Written task:
Identify the lines that contain the word "Piccone", then copy them.

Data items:
╔══
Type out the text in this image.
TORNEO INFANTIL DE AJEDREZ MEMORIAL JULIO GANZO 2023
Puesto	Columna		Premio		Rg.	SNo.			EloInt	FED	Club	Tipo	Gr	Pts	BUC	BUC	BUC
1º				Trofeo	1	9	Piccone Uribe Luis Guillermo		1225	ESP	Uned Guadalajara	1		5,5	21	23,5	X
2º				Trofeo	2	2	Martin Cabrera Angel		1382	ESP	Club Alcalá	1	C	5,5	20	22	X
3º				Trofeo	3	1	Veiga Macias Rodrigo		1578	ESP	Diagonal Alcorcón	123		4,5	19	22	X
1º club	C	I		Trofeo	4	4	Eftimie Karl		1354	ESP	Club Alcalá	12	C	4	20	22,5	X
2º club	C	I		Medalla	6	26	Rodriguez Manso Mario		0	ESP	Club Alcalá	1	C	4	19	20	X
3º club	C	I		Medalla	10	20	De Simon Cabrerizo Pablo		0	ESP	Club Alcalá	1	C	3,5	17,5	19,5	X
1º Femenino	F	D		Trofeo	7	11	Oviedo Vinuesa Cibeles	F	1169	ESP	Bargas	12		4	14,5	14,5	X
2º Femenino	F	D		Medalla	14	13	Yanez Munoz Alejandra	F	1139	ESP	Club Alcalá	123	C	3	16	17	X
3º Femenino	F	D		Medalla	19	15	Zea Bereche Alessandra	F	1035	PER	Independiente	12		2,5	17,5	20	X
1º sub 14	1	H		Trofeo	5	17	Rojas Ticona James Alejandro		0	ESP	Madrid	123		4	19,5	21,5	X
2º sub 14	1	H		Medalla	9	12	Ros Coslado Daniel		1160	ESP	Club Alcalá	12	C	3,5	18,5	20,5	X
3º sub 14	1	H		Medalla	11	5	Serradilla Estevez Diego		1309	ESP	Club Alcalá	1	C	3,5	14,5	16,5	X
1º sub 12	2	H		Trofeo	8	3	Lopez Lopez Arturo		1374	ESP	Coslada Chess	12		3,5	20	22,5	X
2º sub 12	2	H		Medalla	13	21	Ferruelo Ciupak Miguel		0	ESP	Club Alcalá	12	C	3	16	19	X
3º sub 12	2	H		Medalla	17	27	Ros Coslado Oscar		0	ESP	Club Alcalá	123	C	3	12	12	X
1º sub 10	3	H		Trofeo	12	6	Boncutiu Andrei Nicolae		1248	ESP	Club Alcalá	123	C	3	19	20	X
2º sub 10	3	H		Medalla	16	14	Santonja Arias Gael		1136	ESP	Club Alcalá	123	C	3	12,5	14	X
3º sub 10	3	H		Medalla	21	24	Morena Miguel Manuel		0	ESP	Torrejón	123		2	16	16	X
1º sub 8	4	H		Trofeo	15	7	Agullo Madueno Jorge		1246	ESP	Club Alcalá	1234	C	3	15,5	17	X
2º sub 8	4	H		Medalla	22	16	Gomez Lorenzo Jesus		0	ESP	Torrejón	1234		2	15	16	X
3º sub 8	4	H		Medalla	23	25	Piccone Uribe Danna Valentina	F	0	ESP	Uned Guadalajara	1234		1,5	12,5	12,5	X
╚══
Reply:
1º				Trofeo	1	9	Piccone Uribe Luis Guillermo		1225	ESP	Uned Guadalajara	1		5,5	21	23,5	X
3º sub 8	4	H		Medalla	23	25	Piccone Uribe Danna Valentina	F	0	ESP	Uned Guadalajara	1234		1,5	12,5	12,5	X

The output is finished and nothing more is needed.